Aim: Every entry below should be printed exactly, without its images.

Stored dataset items:
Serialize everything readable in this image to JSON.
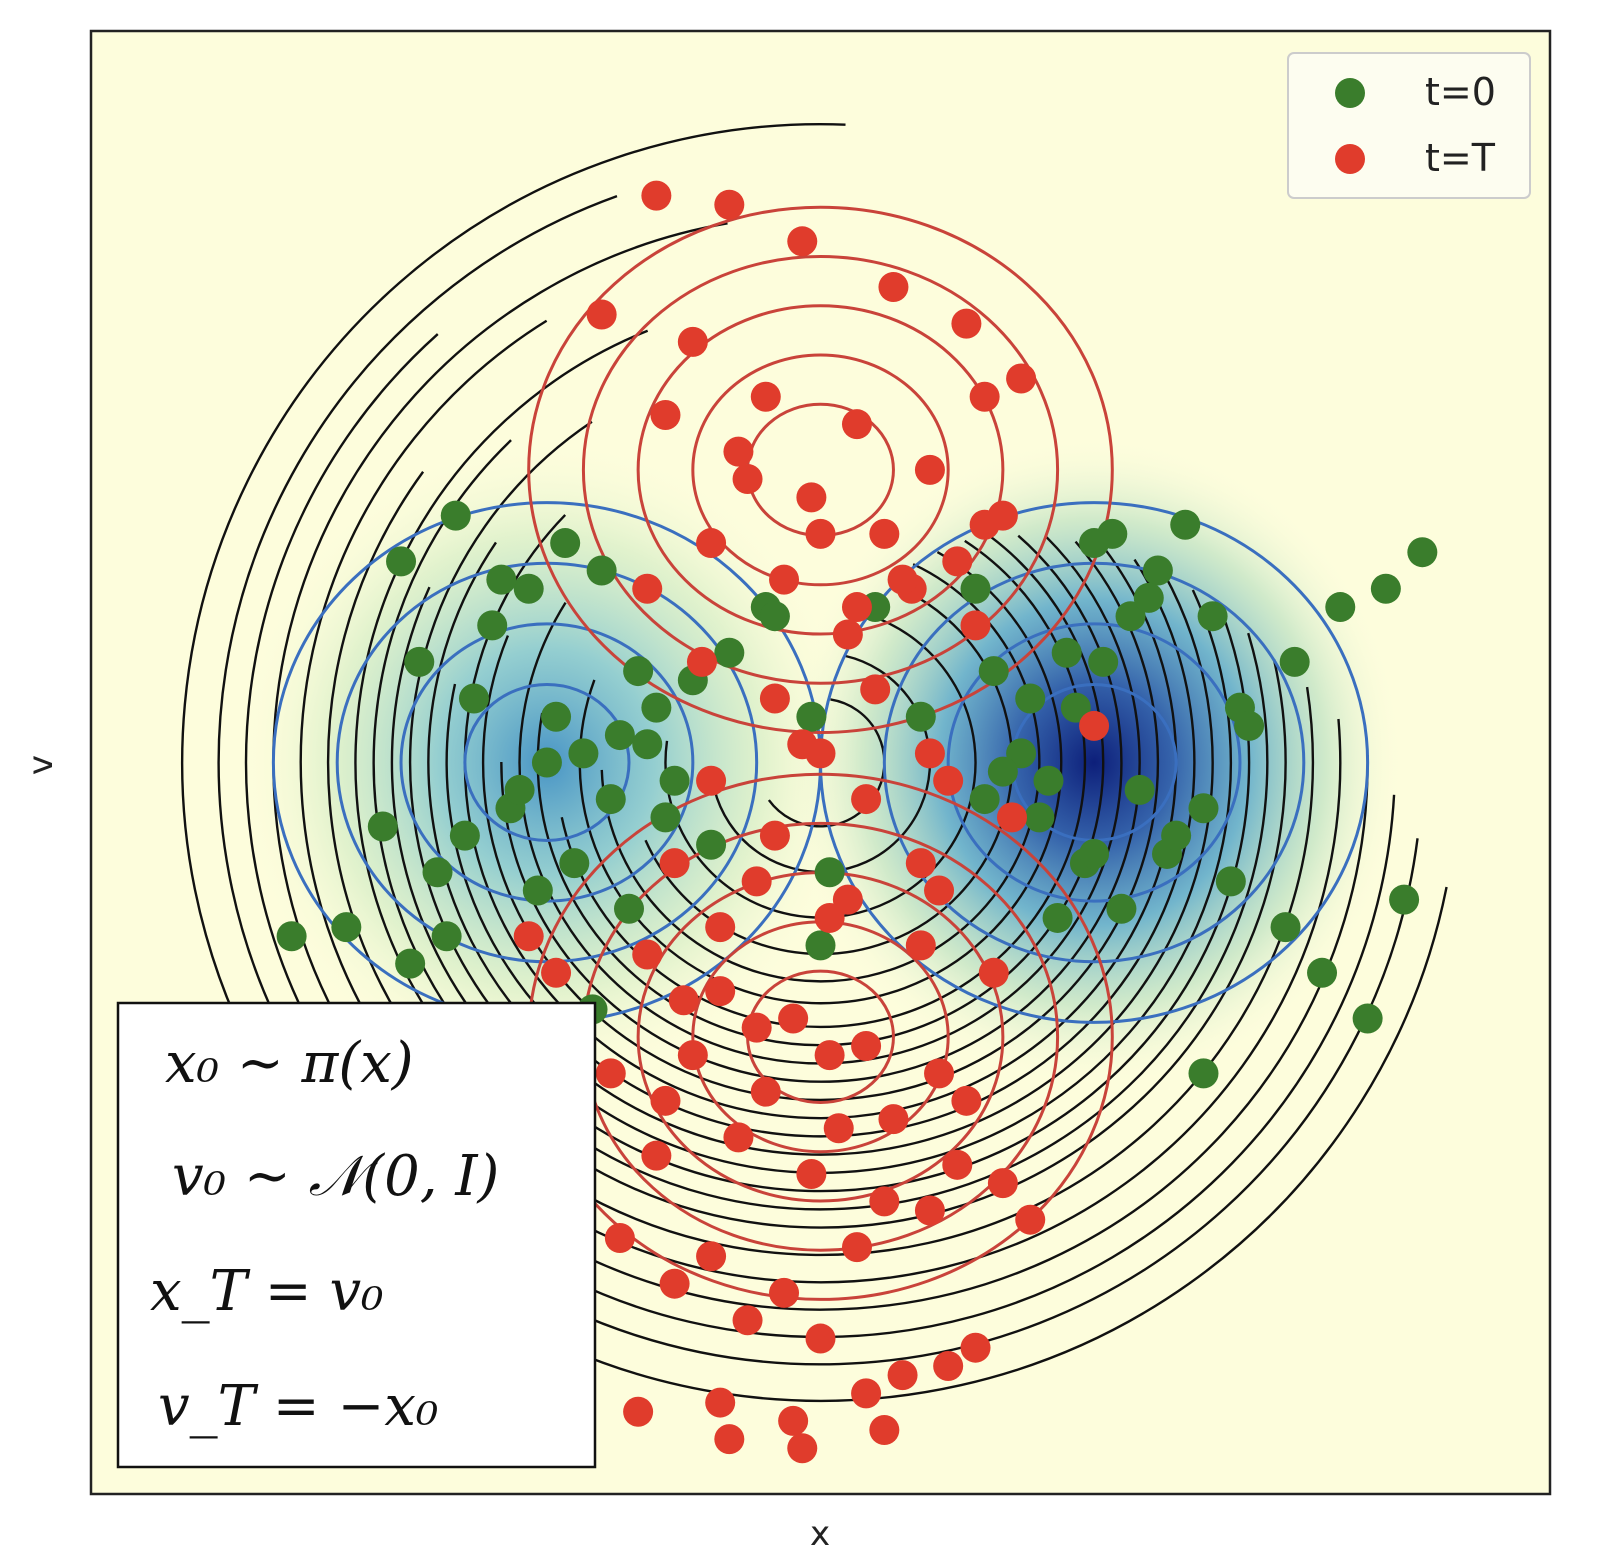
{
  "chart_data": {
    "type": "scatter",
    "title": "",
    "xlabel": "x",
    "ylabel": "v",
    "xlim": [
      -4,
      4
    ],
    "ylim": [
      -4,
      4
    ],
    "grid": false,
    "legend_position": "top-right",
    "background_map": "YlGnBu density of pi(x)",
    "colors": {
      "start": "#3a7d2c",
      "end": "#e03c2c",
      "trajectory": "#111111",
      "pi_contour": "#3a6fbf",
      "final_contour": "#c9433a",
      "background": "#fdfddc"
    },
    "legend": [
      {
        "label": "t=0",
        "color": "#3a7d2c"
      },
      {
        "label": "t=T",
        "color": "#e03c2c"
      }
    ],
    "annotation_lines": [
      "x₀ ~ π(x)",
      "v₀ ~ 𝒩(0, I)",
      "x_T = v₀",
      "v_T = −x₀"
    ],
    "density_modes": [
      {
        "x": -1.5,
        "v": 0.0,
        "weight": 0.55
      },
      {
        "x": 1.5,
        "v": 0.0,
        "weight": 1.0
      }
    ],
    "series": [
      {
        "name": "t=0",
        "x": [
          -1.5,
          -1.3,
          -1.1,
          -0.9,
          -1.7,
          -1.95,
          -2.1,
          -2.4,
          -2.6,
          -2.2,
          -1.8,
          -1.6,
          -1.4,
          -1.2,
          -1.0,
          -0.8,
          -1.9,
          -1.65,
          -1.35,
          -1.05,
          -0.85,
          -0.6,
          -2.3,
          -2.0,
          -1.75,
          -1.45,
          -1.15,
          -0.95,
          -1.55,
          -2.05,
          -2.25,
          -1.25,
          -0.7,
          -0.5,
          -0.3,
          -0.05,
          0.3,
          0.55,
          0.85,
          0.95,
          1.1,
          1.25,
          1.4,
          1.55,
          1.7,
          1.85,
          2.0,
          2.15,
          2.3,
          1.0,
          1.2,
          1.45,
          1.65,
          1.9,
          2.1,
          2.35,
          2.6,
          2.85,
          3.1,
          3.3,
          1.6,
          1.8,
          1.35,
          1.15,
          0.9,
          1.75,
          1.95,
          2.25,
          2.55,
          2.75,
          3.0,
          3.2,
          1.5,
          1.3,
          0.05,
          0.0,
          -0.25,
          1.5,
          2.1,
          -2.9
        ],
        "v": [
          0.0,
          0.05,
          0.15,
          0.3,
          -0.25,
          -0.4,
          -0.6,
          -0.35,
          -0.9,
          0.55,
          0.75,
          0.95,
          1.2,
          1.05,
          0.5,
          -0.1,
          0.35,
          -0.15,
          -0.55,
          -0.8,
          -0.3,
          -0.45,
          1.1,
          1.35,
          1.0,
          0.25,
          -0.2,
          0.1,
          -0.7,
          -0.95,
          -1.1,
          -1.35,
          0.45,
          0.6,
          0.85,
          0.25,
          0.85,
          0.25,
          0.95,
          0.5,
          0.05,
          -0.1,
          0.3,
          0.55,
          0.8,
          1.05,
          1.3,
          0.8,
          0.3,
          -0.05,
          -0.3,
          -0.55,
          -0.8,
          -0.5,
          -0.25,
          0.2,
          0.55,
          0.85,
          0.95,
          1.15,
          1.25,
          0.9,
          0.6,
          0.35,
          -0.2,
          -0.15,
          -0.4,
          -0.65,
          -0.9,
          -1.15,
          -1.4,
          -0.75,
          -0.5,
          -0.85,
          -0.6,
          -1.0,
          0.8,
          1.2,
          -1.7,
          -0.95
        ]
      },
      {
        "name": "t=T",
        "x": [
          -0.9,
          -0.5,
          -0.1,
          0.4,
          0.8,
          1.1,
          -1.2,
          -0.7,
          -0.3,
          0.2,
          0.6,
          1.0,
          -0.85,
          -0.45,
          -0.05,
          0.35,
          0.75,
          -0.6,
          -0.2,
          0.2,
          0.5,
          0.9,
          -0.95,
          -0.4,
          0.0,
          0.45,
          0.85,
          -0.65,
          -0.25,
          0.15,
          0.6,
          -0.1,
          0.3,
          0.7,
          1.05,
          -0.8,
          -0.35,
          0.05,
          0.55,
          0.95,
          -0.55,
          -0.15,
          0.25,
          0.65,
          -0.7,
          -0.3,
          0.1,
          0.4,
          0.8,
          -0.9,
          -0.45,
          -0.05,
          0.35,
          0.75,
          1.15,
          -1.1,
          -0.6,
          -0.2,
          0.2,
          0.6,
          1.0,
          -0.8,
          -0.4,
          0.0,
          0.45,
          0.85,
          -0.55,
          -0.15,
          0.25,
          0.7,
          -1.0,
          -0.5,
          -0.1,
          0.35,
          -0.75,
          -0.35,
          0.05,
          -0.95,
          -0.55,
          0.55,
          0.15,
          -0.25,
          0.25,
          0.65,
          -1.6,
          -1.45,
          -1.15,
          -0.85,
          0.0,
          1.5,
          -0.6,
          0.9
        ],
        "v": [
          3.1,
          3.05,
          2.85,
          2.6,
          2.4,
          2.1,
          2.45,
          2.3,
          2.0,
          1.85,
          1.6,
          1.35,
          1.9,
          1.7,
          1.45,
          1.25,
          1.1,
          1.2,
          1.0,
          0.85,
          0.95,
          1.3,
          0.95,
          1.55,
          1.25,
          1.0,
          0.75,
          0.55,
          0.35,
          0.7,
          0.05,
          0.1,
          0.4,
          -0.1,
          -0.3,
          -0.55,
          -0.65,
          -0.85,
          -1.0,
          -1.15,
          -1.25,
          -1.4,
          -1.55,
          -1.7,
          -1.6,
          -1.8,
          -2.0,
          -1.95,
          -1.85,
          -2.15,
          -2.05,
          -2.25,
          -2.4,
          -2.2,
          -2.5,
          -2.6,
          -2.7,
          -2.9,
          -2.65,
          -2.45,
          -2.3,
          -2.85,
          -3.05,
          -3.15,
          -3.35,
          -3.2,
          -3.5,
          -3.6,
          -3.45,
          -3.3,
          -3.55,
          -3.7,
          -3.75,
          -3.65,
          -1.3,
          -1.45,
          -1.6,
          -1.05,
          -0.9,
          -0.55,
          -0.75,
          -0.4,
          -0.2,
          -0.7,
          -0.95,
          -1.15,
          -1.7,
          -1.85,
          0.05,
          0.2,
          -0.1,
          2.0
        ]
      }
    ]
  }
}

Result:
Serialize everything readable in this image to JSON.
{
  "chart_data": {
    "type": "scatter",
    "title": "",
    "xlabel": "x",
    "ylabel": "v",
    "xlim": [
      -4,
      4
    ],
    "ylim": [
      -4,
      4
    ],
    "grid": false,
    "legend_position": "top-right",
    "background_map": "YlGnBu density of pi(x)",
    "colors": {
      "start": "#3a7d2c",
      "end": "#e03c2c",
      "trajectory": "#111111",
      "pi_contour": "#3a6fbf",
      "final_contour": "#c9433a",
      "background": "#fdfddc"
    },
    "legend": [
      {
        "label": "t=0",
        "color": "#3a7d2c"
      },
      {
        "label": "t=T",
        "color": "#e03c2c"
      }
    ],
    "annotation_lines": [
      "x₀ ~ π(x)",
      "v₀ ~ 𝒩(0, I)",
      "x_T = v₀",
      "v_T = −x₀"
    ],
    "density_modes": [
      {
        "x": -1.5,
        "v": 0.0,
        "weight": 0.55
      },
      {
        "x": 1.5,
        "v": 0.0,
        "weight": 1.0
      }
    ],
    "series": [
      {
        "name": "t=0",
        "x": [
          -1.5,
          -1.3,
          -1.1,
          -0.9,
          -1.7,
          -1.95,
          -2.1,
          -2.4,
          -2.6,
          -2.2,
          -1.8,
          -1.6,
          -1.4,
          -1.2,
          -1.0,
          -0.8,
          -1.9,
          -1.65,
          -1.35,
          -1.05,
          -0.85,
          -0.6,
          -2.3,
          -2.0,
          -1.75,
          -1.45,
          -1.15,
          -0.95,
          -1.55,
          -2.05,
          -2.25,
          -1.25,
          -0.7,
          -0.5,
          -0.3,
          -0.05,
          0.3,
          0.55,
          0.85,
          0.95,
          1.1,
          1.25,
          1.4,
          1.55,
          1.7,
          1.85,
          2.0,
          2.15,
          2.3,
          1.0,
          1.2,
          1.45,
          1.65,
          1.9,
          2.1,
          2.35,
          2.6,
          2.85,
          3.1,
          3.3,
          1.6,
          1.8,
          1.35,
          1.15,
          0.9,
          1.75,
          1.95,
          2.25,
          2.55,
          2.75,
          3.0,
          3.2,
          1.5,
          1.3,
          0.05,
          0.0,
          -0.25,
          1.5,
          2.1,
          -2.9
        ],
        "v": [
          0.0,
          0.05,
          0.15,
          0.3,
          -0.25,
          -0.4,
          -0.6,
          -0.35,
          -0.9,
          0.55,
          0.75,
          0.95,
          1.2,
          1.05,
          0.5,
          -0.1,
          0.35,
          -0.15,
          -0.55,
          -0.8,
          -0.3,
          -0.45,
          1.1,
          1.35,
          1.0,
          0.25,
          -0.2,
          0.1,
          -0.7,
          -0.95,
          -1.1,
          -1.35,
          0.45,
          0.6,
          0.85,
          0.25,
          0.85,
          0.25,
          0.95,
          0.5,
          0.05,
          -0.1,
          0.3,
          0.55,
          0.8,
          1.05,
          1.3,
          0.8,
          0.3,
          -0.05,
          -0.3,
          -0.55,
          -0.8,
          -0.5,
          -0.25,
          0.2,
          0.55,
          0.85,
          0.95,
          1.15,
          1.25,
          0.9,
          0.6,
          0.35,
          -0.2,
          -0.15,
          -0.4,
          -0.65,
          -0.9,
          -1.15,
          -1.4,
          -0.75,
          -0.5,
          -0.85,
          -0.6,
          -1.0,
          0.8,
          1.2,
          -1.7,
          -0.95
        ]
      },
      {
        "name": "t=T",
        "x": [
          -0.9,
          -0.5,
          -0.1,
          0.4,
          0.8,
          1.1,
          -1.2,
          -0.7,
          -0.3,
          0.2,
          0.6,
          1.0,
          -0.85,
          -0.45,
          -0.05,
          0.35,
          0.75,
          -0.6,
          -0.2,
          0.2,
          0.5,
          0.9,
          -0.95,
          -0.4,
          0.0,
          0.45,
          0.85,
          -0.65,
          -0.25,
          0.15,
          0.6,
          -0.1,
          0.3,
          0.7,
          1.05,
          -0.8,
          -0.35,
          0.05,
          0.55,
          0.95,
          -0.55,
          -0.15,
          0.25,
          0.65,
          -0.7,
          -0.3,
          0.1,
          0.4,
          0.8,
          -0.9,
          -0.45,
          -0.05,
          0.35,
          0.75,
          1.15,
          -1.1,
          -0.6,
          -0.2,
          0.2,
          0.6,
          1.0,
          -0.8,
          -0.4,
          0.0,
          0.45,
          0.85,
          -0.55,
          -0.15,
          0.25,
          0.7,
          -1.0,
          -0.5,
          -0.1,
          0.35,
          -0.75,
          -0.35,
          0.05,
          -0.95,
          -0.55,
          0.55,
          0.15,
          -0.25,
          0.25,
          0.65,
          -1.6,
          -1.45,
          -1.15,
          -0.85,
          0.0,
          1.5,
          -0.6,
          0.9
        ],
        "v": [
          3.1,
          3.05,
          2.85,
          2.6,
          2.4,
          2.1,
          2.45,
          2.3,
          2.0,
          1.85,
          1.6,
          1.35,
          1.9,
          1.7,
          1.45,
          1.25,
          1.1,
          1.2,
          1.0,
          0.85,
          0.95,
          1.3,
          0.95,
          1.55,
          1.25,
          1.0,
          0.75,
          0.55,
          0.35,
          0.7,
          0.05,
          0.1,
          0.4,
          -0.1,
          -0.3,
          -0.55,
          -0.65,
          -0.85,
          -1.0,
          -1.15,
          -1.25,
          -1.4,
          -1.55,
          -1.7,
          -1.6,
          -1.8,
          -2.0,
          -1.95,
          -1.85,
          -2.15,
          -2.05,
          -2.25,
          -2.4,
          -2.2,
          -2.5,
          -2.6,
          -2.7,
          -2.9,
          -2.65,
          -2.45,
          -2.3,
          -2.85,
          -3.05,
          -3.15,
          -3.35,
          -3.2,
          -3.5,
          -3.6,
          -3.45,
          -3.3,
          -3.55,
          -3.7,
          -3.75,
          -3.65,
          -1.3,
          -1.45,
          -1.6,
          -1.05,
          -0.9,
          -0.55,
          -0.75,
          -0.4,
          -0.2,
          -0.7,
          -0.95,
          -1.15,
          -1.7,
          -1.85,
          0.05,
          0.2,
          -0.1,
          2.0
        ]
      }
    ]
  }
}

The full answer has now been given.